AIM: Determine how many lines in the entries below include "结算方式及期限". The reply should be that number and nothing else.

INPUT MATERIAL:

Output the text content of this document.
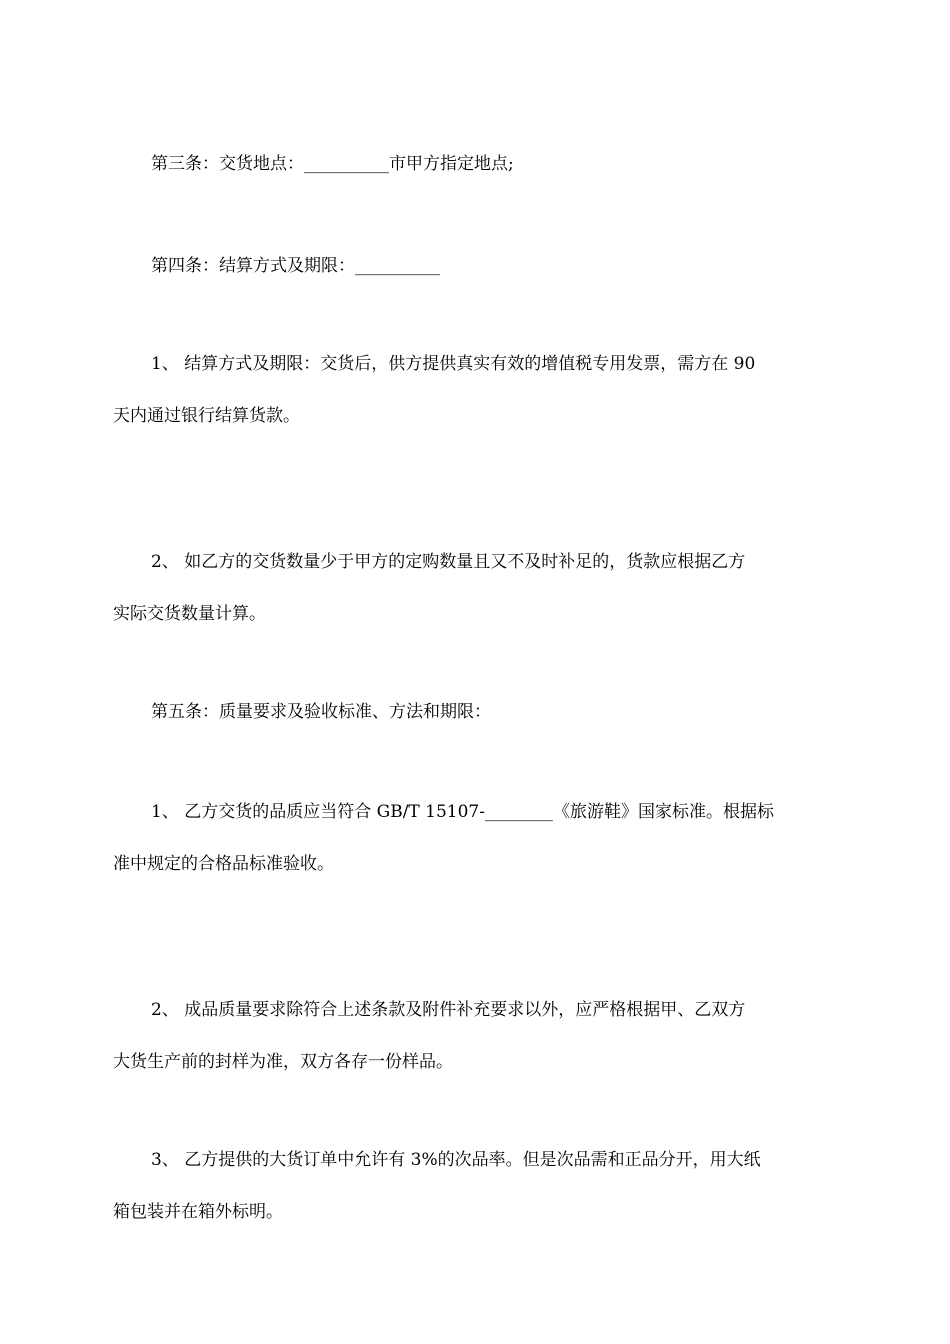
第三条：交货地点：__________市甲方指定地点;

第四条：结算方式及期限：__________

1、 结算方式及期限：交货后，供方提供真实有效的增值税专用发票，需方在 90
天内通过银行结算货款。

2、 如乙方的交货数量少于甲方的定购数量且又不及时补足的，货款应根据乙方
实际交货数量计算。

第五条：质量要求及验收标准、方法和期限：

1、 乙方交货的品质应当符合 GB/T 15107-________《旅游鞋》国家标准。根据标
准中规定的合格品标准验收。

2、 成品质量要求除符合上述条款及附件补充要求以外，应严格根据甲、乙双方
大货生产前的封样为准，双方各存一份样品。

3、 乙方提供的大货订单中允许有 3%的次品率。但是次品需和正品分开，用大纸
箱包装并在箱外标明。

CORRECT OUTPUT: 2